(Figure contents as structured data)
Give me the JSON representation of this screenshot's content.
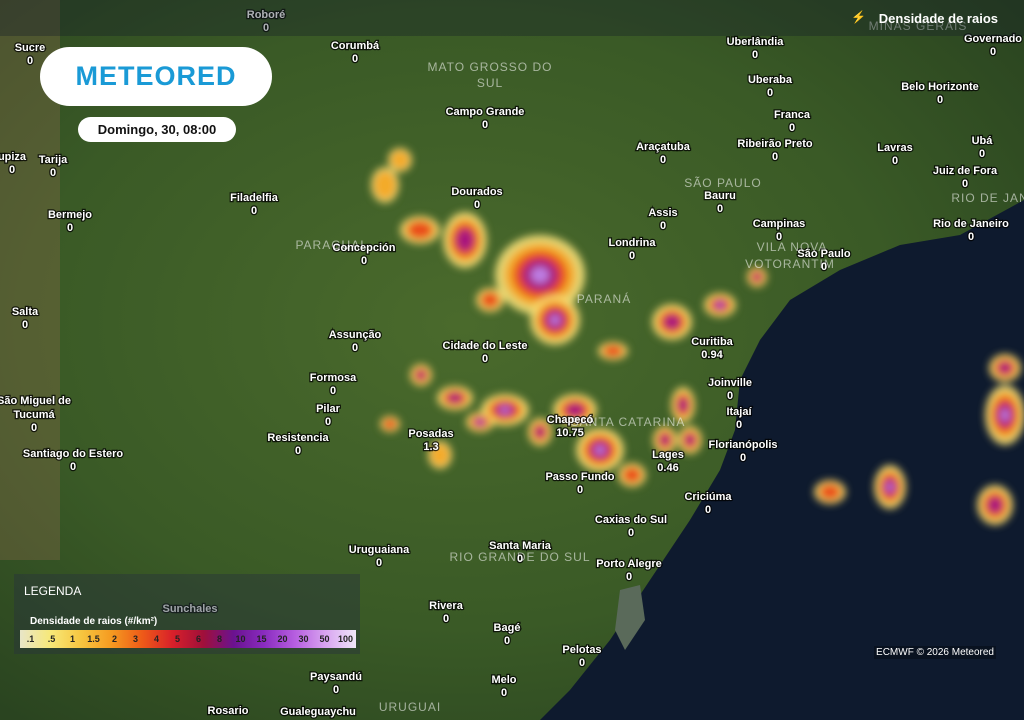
{
  "header": {
    "title": "Densidade de raios",
    "logo": "METEORED",
    "date": "Domingo, 30, 08:00"
  },
  "cities": [
    {
      "name": "Roboré",
      "value": 0
    },
    {
      "name": "Corumbá",
      "value": 0
    },
    {
      "name": "Sucre",
      "value": 0
    },
    {
      "name": "Uberlândia",
      "value": 0
    },
    {
      "name": "Governado",
      "value": 0
    },
    {
      "name": "Uberaba",
      "value": 0
    },
    {
      "name": "Belo Horizonte",
      "value": 0
    },
    {
      "name": "Campo Grande",
      "value": 0
    },
    {
      "name": "Franca",
      "value": 0
    },
    {
      "name": "Araçatuba",
      "value": 0
    },
    {
      "name": "Ribeirão Preto",
      "value": 0
    },
    {
      "name": "Lavras",
      "value": 0
    },
    {
      "name": "Ubá",
      "value": 0
    },
    {
      "name": "upiza",
      "value": 0
    },
    {
      "name": "Tarija",
      "value": 0
    },
    {
      "name": "Juiz de Fora",
      "value": 0
    },
    {
      "name": "Dourados",
      "value": 0
    },
    {
      "name": "Filadelfia",
      "value": 0
    },
    {
      "name": "Bauru",
      "value": 0
    },
    {
      "name": "Assis",
      "value": 0
    },
    {
      "name": "Bermejo",
      "value": 0
    },
    {
      "name": "Campinas",
      "value": 0
    },
    {
      "name": "Rio de Janeiro",
      "value": 0
    },
    {
      "name": "Concepción",
      "value": 0
    },
    {
      "name": "Londrina",
      "value": 0
    },
    {
      "name": "São Paulo",
      "value": 0
    },
    {
      "name": "Salta",
      "value": 0
    },
    {
      "name": "Assunção",
      "value": 0
    },
    {
      "name": "Curitiba",
      "value": 0.94
    },
    {
      "name": "Cidade do Leste",
      "value": 0
    },
    {
      "name": "Formosa",
      "value": 0
    },
    {
      "name": "Joinville",
      "value": 0
    },
    {
      "name": "São Miguel de",
      "value": null
    },
    {
      "name": "Tucumá",
      "value": 0
    },
    {
      "name": "Pilar",
      "value": 0
    },
    {
      "name": "Itajaí",
      "value": 0
    },
    {
      "name": "Resistencia",
      "value": 0
    },
    {
      "name": "Posadas",
      "value": 1.3
    },
    {
      "name": "Chapecó",
      "value": 10.75
    },
    {
      "name": "Lages",
      "value": 0.46
    },
    {
      "name": "Florianópolis",
      "value": 0
    },
    {
      "name": "Santiago do Estero",
      "value": 0
    },
    {
      "name": "Passo Fundo",
      "value": 0
    },
    {
      "name": "Criciúma",
      "value": 0
    },
    {
      "name": "Caxias do Sul",
      "value": 0
    },
    {
      "name": "Uruguaiana",
      "value": 0
    },
    {
      "name": "Santa Maria",
      "value": 0
    },
    {
      "name": "Porto Alegre",
      "value": 0
    },
    {
      "name": "Sunchales",
      "value": null
    },
    {
      "name": "Rivera",
      "value": 0
    },
    {
      "name": "Bagé",
      "value": 0
    },
    {
      "name": "Pelotas",
      "value": 0
    },
    {
      "name": "Paysandú",
      "value": 0
    },
    {
      "name": "Melo",
      "value": 0
    },
    {
      "name": "Rosario",
      "value": null
    },
    {
      "name": "Gualeguaychu",
      "value": null
    }
  ],
  "regions": [
    "MATO GROSSO DO",
    "SUL",
    "SÃO PAULO",
    "MINAS GERAIS",
    "RIO DE JAN",
    "PARAGUAI",
    "PARANÁ",
    "SANTA CATARINA",
    "RIO GRANDE DO SUL",
    "URUGUAI",
    "VILA NOVA",
    "VOTORANTIM"
  ],
  "legend": {
    "title": "LEGENDA",
    "subtitle": "Densidade de raios (#/km²)",
    "stops": [
      ".1",
      ".5",
      "1",
      "1.5",
      "2",
      "3",
      "4",
      "5",
      "6",
      "8",
      "10",
      "15",
      "20",
      "30",
      "50",
      "100"
    ]
  },
  "credit": "ECMWF © 2026 Meteored"
}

Problem details:
Copy out each line of the data containing the string "raios".

Full answer:
    "title": "Densidade de raios",
    "subtitle": "Densidade de raios (#/km²)",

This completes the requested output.